Identify the lines in the data below that contain "MUNIVE" and give only how many there are.
───── DATASET ─────
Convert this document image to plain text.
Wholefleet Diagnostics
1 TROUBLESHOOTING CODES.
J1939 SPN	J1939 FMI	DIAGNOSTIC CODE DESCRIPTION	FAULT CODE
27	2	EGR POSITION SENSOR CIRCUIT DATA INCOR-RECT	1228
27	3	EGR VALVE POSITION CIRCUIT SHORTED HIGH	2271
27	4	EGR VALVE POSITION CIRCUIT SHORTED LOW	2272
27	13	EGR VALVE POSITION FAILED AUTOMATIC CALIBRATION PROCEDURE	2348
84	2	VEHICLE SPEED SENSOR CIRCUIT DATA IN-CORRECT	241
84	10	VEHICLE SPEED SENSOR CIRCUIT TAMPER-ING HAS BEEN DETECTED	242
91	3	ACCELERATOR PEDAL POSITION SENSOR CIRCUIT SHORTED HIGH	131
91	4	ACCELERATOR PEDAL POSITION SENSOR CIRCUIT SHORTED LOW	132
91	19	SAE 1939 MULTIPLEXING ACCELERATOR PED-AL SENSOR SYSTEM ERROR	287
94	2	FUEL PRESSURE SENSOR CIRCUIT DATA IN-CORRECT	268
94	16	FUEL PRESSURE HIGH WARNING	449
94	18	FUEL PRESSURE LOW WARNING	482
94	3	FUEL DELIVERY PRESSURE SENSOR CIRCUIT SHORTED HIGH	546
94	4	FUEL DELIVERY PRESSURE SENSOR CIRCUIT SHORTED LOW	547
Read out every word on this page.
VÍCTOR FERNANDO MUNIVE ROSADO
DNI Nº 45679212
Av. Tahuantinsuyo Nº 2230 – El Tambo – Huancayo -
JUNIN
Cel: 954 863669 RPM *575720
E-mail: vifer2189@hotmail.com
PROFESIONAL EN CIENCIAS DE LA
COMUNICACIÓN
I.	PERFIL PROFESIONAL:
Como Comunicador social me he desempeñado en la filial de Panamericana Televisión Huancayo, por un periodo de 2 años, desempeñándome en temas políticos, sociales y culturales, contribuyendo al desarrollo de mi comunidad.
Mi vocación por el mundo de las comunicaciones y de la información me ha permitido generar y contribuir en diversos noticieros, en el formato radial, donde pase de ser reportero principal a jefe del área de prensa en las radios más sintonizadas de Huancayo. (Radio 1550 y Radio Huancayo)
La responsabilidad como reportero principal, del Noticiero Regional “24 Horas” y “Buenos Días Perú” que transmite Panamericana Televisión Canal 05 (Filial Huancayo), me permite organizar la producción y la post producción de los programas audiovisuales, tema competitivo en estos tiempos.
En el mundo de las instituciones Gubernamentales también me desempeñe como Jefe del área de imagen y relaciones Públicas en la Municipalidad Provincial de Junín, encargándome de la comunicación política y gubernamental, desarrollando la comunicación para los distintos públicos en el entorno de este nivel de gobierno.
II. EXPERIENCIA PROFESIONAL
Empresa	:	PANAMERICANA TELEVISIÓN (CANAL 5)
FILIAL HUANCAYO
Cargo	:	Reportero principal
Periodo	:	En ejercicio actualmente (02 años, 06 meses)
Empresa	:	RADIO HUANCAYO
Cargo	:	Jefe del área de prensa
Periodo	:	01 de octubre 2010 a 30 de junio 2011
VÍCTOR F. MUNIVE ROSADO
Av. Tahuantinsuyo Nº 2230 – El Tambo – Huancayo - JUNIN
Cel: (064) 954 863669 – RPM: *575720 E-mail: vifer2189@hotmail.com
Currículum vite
─────
*ANSWER TO THE PROBLEM*
2